* INSTRUCTIONS TO FOLLOW: Repeat the full listing below verbatim and keep the images out.

★ ★ ★ ★ ★ ★ ★

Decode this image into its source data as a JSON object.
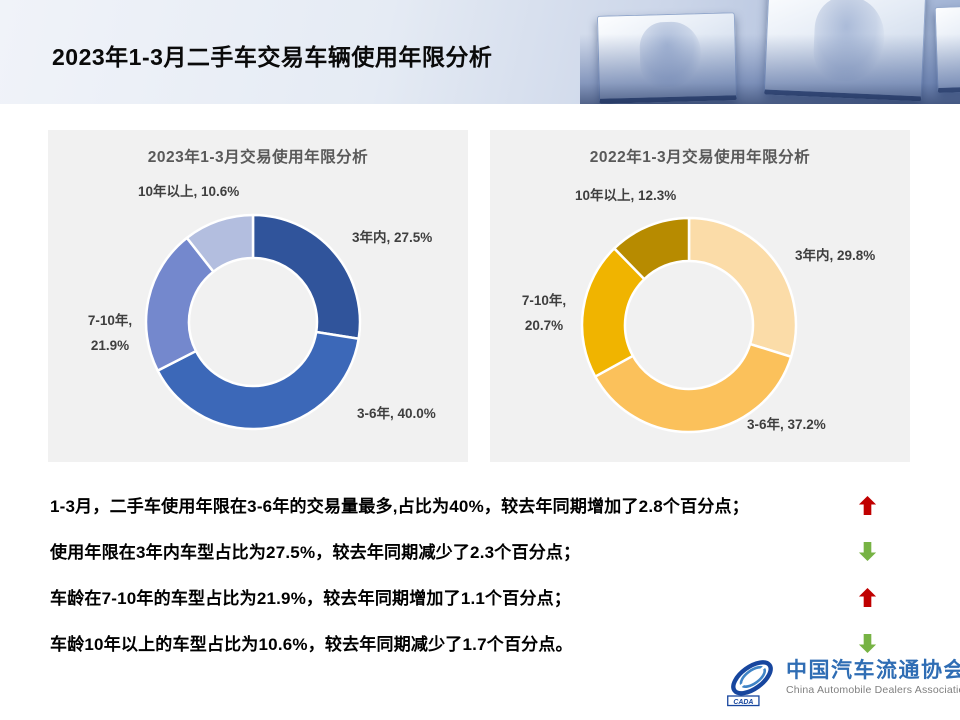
{
  "header": {
    "title": "2023年1-3月二手车交易车辆使用年限分析"
  },
  "chart_data": [
    {
      "type": "pie",
      "subtype": "donut",
      "title": "2023年1-3月交易使用年限分析",
      "categories": [
        "3年内",
        "3-6年",
        "7-10年",
        "10年以上"
      ],
      "values": [
        27.5,
        40.0,
        21.9,
        10.6
      ],
      "unit": "%",
      "colors": [
        "#30549B",
        "#3C68B8",
        "#7488CD",
        "#B3BEDF"
      ],
      "start_angle": "top",
      "direction": "clockwise",
      "hole_ratio": 0.6,
      "labels": {
        "top_left": "10年以上, 10.6%",
        "right": "3年内, 27.5%",
        "bottom_right": "3-6年, 40.0%",
        "left_line1": "7-10年,",
        "left_line2": "21.9%"
      }
    },
    {
      "type": "pie",
      "subtype": "donut",
      "title": "2022年1-3月交易使用年限分析",
      "categories": [
        "3年内",
        "3-6年",
        "7-10年",
        "10年以上"
      ],
      "values": [
        29.8,
        37.2,
        20.7,
        12.3
      ],
      "unit": "%",
      "colors": [
        "#FBDCA8",
        "#FBC15B",
        "#F0B400",
        "#B78B00"
      ],
      "start_angle": "top",
      "direction": "clockwise",
      "hole_ratio": 0.6,
      "labels": {
        "top_left": "10年以上, 12.3%",
        "right": "3年内, 29.8%",
        "bottom_right": "3-6年, 37.2%",
        "left_line1": "7-10年,",
        "left_line2": "20.7%"
      }
    }
  ],
  "analysis": {
    "up_color": "#C00000",
    "down_color": "#77B344",
    "lines": [
      {
        "text": "1-3月，二手车使用年限在3-6年的交易量最多,占比为40%，较去年同期增加了2.8个百分点；",
        "trend": "up"
      },
      {
        "text": "使用年限在3年内车型占比为27.5%，较去年同期减少了2.3个百分点；",
        "trend": "down"
      },
      {
        "text": "车龄在7-10年的车型占比为21.9%，较去年同期增加了1.1个百分点；",
        "trend": "up"
      },
      {
        "text": "车龄10年以上的车型占比为10.6%，较去年同期减少了1.7个百分点。",
        "trend": "down"
      }
    ]
  },
  "logo": {
    "abbr": "CADA",
    "name_cn": "中国汽车流通协会",
    "name_en": "China Automobile Dealers Association",
    "primary_color": "#2F6DB4"
  }
}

★ ★ ★ ★ ★ ★ ★

* SOLUTION TO THIS TASK:
Decode this image into its source data as a JSON object.
{
  "header": {
    "title": "2023年1-3月二手车交易车辆使用年限分析"
  },
  "chart_data": [
    {
      "type": "pie",
      "subtype": "donut",
      "title": "2023年1-3月交易使用年限分析",
      "categories": [
        "3年内",
        "3-6年",
        "7-10年",
        "10年以上"
      ],
      "values": [
        27.5,
        40.0,
        21.9,
        10.6
      ],
      "unit": "%",
      "colors": [
        "#30549B",
        "#3C68B8",
        "#7488CD",
        "#B3BEDF"
      ],
      "start_angle": "top",
      "direction": "clockwise",
      "hole_ratio": 0.6,
      "labels": {
        "top_left": "10年以上, 10.6%",
        "right": "3年内, 27.5%",
        "bottom_right": "3-6年, 40.0%",
        "left_line1": "7-10年,",
        "left_line2": "21.9%"
      }
    },
    {
      "type": "pie",
      "subtype": "donut",
      "title": "2022年1-3月交易使用年限分析",
      "categories": [
        "3年内",
        "3-6年",
        "7-10年",
        "10年以上"
      ],
      "values": [
        29.8,
        37.2,
        20.7,
        12.3
      ],
      "unit": "%",
      "colors": [
        "#FBDCA8",
        "#FBC15B",
        "#F0B400",
        "#B78B00"
      ],
      "start_angle": "top",
      "direction": "clockwise",
      "hole_ratio": 0.6,
      "labels": {
        "top_left": "10年以上, 12.3%",
        "right": "3年内, 29.8%",
        "bottom_right": "3-6年, 37.2%",
        "left_line1": "7-10年,",
        "left_line2": "20.7%"
      }
    }
  ],
  "analysis": {
    "up_color": "#C00000",
    "down_color": "#77B344",
    "lines": [
      {
        "text": "1-3月，二手车使用年限在3-6年的交易量最多,占比为40%，较去年同期增加了2.8个百分点；",
        "trend": "up"
      },
      {
        "text": "使用年限在3年内车型占比为27.5%，较去年同期减少了2.3个百分点；",
        "trend": "down"
      },
      {
        "text": "车龄在7-10年的车型占比为21.9%，较去年同期增加了1.1个百分点；",
        "trend": "up"
      },
      {
        "text": "车龄10年以上的车型占比为10.6%，较去年同期减少了1.7个百分点。",
        "trend": "down"
      }
    ]
  },
  "logo": {
    "abbr": "CADA",
    "name_cn": "中国汽车流通协会",
    "name_en": "China Automobile Dealers Association",
    "primary_color": "#2F6DB4"
  }
}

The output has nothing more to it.